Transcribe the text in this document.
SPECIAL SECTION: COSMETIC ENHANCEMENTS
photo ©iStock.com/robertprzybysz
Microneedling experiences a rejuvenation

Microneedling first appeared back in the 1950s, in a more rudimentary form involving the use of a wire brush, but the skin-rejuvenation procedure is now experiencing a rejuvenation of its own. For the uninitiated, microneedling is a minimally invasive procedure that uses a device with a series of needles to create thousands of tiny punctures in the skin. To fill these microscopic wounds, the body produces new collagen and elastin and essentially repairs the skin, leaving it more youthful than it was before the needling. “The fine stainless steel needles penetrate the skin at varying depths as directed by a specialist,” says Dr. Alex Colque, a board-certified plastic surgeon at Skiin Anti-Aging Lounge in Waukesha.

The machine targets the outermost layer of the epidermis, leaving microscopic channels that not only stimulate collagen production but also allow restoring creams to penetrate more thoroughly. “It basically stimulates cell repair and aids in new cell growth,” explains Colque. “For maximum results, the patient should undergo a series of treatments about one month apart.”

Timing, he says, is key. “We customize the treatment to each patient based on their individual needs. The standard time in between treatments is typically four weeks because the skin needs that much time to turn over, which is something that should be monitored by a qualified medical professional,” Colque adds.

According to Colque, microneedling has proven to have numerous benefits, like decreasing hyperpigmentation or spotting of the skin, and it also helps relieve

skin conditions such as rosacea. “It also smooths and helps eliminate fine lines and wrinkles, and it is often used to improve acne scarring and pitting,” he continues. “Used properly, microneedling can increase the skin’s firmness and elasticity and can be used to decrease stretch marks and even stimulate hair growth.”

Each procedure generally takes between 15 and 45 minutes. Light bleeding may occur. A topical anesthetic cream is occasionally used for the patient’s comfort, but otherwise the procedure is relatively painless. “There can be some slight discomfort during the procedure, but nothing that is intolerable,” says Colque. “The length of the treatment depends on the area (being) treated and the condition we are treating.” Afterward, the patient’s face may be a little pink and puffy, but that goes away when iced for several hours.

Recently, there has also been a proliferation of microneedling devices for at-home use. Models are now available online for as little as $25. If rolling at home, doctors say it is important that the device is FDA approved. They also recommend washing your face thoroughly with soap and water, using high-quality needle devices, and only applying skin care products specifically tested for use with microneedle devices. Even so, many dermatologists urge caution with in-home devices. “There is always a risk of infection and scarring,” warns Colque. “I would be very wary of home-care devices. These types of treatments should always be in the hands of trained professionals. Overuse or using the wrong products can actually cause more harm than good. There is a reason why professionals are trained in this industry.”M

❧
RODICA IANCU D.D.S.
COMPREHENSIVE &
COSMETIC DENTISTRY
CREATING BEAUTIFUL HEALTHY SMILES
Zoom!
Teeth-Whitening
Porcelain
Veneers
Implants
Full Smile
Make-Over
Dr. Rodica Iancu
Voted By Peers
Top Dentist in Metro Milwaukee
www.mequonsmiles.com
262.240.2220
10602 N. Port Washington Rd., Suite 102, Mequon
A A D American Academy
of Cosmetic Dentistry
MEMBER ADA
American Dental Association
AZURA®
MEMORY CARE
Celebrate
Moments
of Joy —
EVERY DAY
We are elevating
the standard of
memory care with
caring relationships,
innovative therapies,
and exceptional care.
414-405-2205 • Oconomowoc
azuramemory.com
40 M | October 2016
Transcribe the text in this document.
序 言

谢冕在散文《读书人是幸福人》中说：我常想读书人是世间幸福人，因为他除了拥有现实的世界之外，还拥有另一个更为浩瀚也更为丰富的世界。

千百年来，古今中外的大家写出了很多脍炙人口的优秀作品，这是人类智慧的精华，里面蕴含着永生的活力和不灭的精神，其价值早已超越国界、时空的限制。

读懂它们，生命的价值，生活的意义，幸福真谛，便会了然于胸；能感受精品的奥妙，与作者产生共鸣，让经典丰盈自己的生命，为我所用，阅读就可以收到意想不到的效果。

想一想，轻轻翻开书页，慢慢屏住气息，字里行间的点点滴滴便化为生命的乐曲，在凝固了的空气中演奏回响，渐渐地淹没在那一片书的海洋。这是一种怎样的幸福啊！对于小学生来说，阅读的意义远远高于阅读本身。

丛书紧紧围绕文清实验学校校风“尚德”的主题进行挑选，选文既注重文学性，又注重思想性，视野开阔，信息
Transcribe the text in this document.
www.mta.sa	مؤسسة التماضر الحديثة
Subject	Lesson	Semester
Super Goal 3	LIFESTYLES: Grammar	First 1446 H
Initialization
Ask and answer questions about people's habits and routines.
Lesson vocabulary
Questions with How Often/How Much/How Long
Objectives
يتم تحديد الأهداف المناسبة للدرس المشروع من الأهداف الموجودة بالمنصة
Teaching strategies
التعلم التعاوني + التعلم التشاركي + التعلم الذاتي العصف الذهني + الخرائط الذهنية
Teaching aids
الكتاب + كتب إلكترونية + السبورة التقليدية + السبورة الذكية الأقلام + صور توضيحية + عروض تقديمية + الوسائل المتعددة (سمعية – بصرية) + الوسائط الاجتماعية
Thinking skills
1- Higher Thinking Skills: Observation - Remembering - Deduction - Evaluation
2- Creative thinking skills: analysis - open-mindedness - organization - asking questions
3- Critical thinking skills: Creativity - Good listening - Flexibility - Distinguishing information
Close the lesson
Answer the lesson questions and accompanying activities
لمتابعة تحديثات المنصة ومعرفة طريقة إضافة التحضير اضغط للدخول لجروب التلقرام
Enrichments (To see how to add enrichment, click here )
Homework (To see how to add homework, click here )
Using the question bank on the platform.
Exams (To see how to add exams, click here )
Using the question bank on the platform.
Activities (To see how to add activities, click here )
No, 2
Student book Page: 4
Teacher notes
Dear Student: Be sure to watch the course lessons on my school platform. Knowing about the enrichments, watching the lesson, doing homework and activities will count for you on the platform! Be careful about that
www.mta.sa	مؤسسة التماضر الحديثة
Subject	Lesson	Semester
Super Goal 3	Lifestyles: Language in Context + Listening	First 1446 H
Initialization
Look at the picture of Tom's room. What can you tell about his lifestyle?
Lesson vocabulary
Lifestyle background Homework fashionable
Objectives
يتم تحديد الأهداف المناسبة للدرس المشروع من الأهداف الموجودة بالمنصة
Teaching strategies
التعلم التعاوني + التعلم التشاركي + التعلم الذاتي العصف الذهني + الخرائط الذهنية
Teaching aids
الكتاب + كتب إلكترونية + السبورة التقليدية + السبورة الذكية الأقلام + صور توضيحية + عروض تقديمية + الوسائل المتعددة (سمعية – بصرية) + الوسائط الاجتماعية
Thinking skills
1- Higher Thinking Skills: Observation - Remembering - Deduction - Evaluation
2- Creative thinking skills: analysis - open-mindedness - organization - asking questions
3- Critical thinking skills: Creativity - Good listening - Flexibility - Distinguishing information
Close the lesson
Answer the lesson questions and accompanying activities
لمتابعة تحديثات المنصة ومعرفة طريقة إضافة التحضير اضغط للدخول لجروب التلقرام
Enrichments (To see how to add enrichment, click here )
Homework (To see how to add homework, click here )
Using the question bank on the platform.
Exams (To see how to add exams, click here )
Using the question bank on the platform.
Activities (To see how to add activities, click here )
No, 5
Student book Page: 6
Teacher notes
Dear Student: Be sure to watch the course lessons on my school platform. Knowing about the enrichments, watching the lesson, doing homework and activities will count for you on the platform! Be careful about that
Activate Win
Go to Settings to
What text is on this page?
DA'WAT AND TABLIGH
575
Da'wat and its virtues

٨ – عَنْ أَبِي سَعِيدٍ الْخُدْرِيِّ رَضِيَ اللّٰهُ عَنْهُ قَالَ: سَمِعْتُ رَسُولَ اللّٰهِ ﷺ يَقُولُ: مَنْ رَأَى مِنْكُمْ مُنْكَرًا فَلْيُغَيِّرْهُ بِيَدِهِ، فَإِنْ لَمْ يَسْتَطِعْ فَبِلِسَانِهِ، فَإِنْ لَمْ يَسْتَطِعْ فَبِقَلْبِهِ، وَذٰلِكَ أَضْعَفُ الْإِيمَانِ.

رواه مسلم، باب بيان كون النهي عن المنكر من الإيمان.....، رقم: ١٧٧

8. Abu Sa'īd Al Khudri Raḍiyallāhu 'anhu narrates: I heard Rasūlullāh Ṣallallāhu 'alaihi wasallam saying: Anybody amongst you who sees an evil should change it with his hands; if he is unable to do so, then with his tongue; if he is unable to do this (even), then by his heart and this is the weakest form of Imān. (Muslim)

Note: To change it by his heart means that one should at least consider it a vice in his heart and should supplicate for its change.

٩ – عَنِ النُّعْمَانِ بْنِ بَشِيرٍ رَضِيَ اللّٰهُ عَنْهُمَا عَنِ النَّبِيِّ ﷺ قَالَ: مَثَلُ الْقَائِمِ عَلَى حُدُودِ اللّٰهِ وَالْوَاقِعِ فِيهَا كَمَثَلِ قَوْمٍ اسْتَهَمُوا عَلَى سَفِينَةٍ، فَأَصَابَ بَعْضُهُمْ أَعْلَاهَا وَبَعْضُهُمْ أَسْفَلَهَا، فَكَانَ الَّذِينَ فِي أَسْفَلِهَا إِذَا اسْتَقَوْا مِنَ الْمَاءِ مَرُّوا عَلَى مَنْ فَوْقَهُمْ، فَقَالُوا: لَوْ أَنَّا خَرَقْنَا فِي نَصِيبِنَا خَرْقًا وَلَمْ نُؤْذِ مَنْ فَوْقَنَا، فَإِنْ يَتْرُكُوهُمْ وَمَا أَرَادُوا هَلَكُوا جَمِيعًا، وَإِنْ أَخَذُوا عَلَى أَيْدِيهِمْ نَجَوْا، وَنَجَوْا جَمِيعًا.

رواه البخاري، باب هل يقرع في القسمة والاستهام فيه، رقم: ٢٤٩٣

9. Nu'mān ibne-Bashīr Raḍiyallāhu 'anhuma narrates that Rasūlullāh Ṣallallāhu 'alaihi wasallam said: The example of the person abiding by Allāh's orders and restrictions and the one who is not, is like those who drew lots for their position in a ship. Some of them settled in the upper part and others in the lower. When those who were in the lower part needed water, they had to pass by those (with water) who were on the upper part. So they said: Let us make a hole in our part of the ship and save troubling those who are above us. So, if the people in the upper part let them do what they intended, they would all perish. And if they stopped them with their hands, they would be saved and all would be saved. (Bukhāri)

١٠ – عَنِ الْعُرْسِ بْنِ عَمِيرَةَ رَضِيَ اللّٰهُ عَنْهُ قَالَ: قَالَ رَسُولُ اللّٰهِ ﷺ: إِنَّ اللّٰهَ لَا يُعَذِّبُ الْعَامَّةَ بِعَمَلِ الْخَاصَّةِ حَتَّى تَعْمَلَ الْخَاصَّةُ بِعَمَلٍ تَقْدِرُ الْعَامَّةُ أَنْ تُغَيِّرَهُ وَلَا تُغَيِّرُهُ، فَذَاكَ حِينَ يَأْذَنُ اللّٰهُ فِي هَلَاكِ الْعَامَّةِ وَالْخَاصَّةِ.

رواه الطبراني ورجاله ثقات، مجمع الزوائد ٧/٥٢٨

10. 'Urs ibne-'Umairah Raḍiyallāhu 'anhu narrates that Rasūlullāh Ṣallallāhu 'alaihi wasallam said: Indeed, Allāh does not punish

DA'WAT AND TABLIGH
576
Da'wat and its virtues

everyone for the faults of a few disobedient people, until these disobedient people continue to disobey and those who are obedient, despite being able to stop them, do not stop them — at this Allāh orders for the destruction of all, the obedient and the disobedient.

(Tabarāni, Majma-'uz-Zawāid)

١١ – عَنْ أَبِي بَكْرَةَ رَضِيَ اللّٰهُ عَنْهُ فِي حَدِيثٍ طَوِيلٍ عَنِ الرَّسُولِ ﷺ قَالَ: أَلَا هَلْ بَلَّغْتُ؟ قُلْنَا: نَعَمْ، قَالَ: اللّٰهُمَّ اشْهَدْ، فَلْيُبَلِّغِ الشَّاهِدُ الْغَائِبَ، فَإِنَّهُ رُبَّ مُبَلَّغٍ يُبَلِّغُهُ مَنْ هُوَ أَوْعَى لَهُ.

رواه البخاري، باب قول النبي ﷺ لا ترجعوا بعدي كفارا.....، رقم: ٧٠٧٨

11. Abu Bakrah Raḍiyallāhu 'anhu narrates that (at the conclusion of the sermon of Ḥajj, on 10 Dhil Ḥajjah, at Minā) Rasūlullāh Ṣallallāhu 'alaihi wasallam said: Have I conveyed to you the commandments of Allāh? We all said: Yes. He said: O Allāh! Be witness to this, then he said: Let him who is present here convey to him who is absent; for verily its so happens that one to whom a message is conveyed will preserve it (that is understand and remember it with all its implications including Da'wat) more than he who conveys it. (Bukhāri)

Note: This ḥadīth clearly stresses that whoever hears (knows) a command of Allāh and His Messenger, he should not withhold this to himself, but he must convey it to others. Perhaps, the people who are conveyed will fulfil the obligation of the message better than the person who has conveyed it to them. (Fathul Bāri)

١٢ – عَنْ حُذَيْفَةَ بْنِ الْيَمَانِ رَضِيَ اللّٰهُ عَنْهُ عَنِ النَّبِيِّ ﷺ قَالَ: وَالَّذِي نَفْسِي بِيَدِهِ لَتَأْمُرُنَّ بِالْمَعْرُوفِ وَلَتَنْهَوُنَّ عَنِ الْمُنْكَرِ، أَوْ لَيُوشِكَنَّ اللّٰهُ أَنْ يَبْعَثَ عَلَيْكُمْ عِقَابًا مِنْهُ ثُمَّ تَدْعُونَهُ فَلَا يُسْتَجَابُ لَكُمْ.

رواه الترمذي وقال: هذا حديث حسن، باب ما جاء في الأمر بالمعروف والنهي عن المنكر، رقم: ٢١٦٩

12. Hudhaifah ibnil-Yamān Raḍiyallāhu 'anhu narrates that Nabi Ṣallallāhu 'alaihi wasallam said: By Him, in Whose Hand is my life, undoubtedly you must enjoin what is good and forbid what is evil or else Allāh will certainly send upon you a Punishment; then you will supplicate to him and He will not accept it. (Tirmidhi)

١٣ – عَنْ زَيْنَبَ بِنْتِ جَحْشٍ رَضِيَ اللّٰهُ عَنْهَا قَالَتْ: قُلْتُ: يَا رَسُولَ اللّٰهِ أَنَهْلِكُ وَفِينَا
■ ■ ■ ■ ■
YOUR INSTRUCTIONS -
Look through the entries above for the word "البخاري". Copy every line where it shows up.

EXERCISE ANSWER -
رواه البخاري، باب هل يقرع في القسمة والاستهام فيه، رقم: ٢٤٩٣
رواه البخاري، باب قول النبي ﷺ لا ترجعوا بعدي كفارا.....، رقم: ٧٠٧٨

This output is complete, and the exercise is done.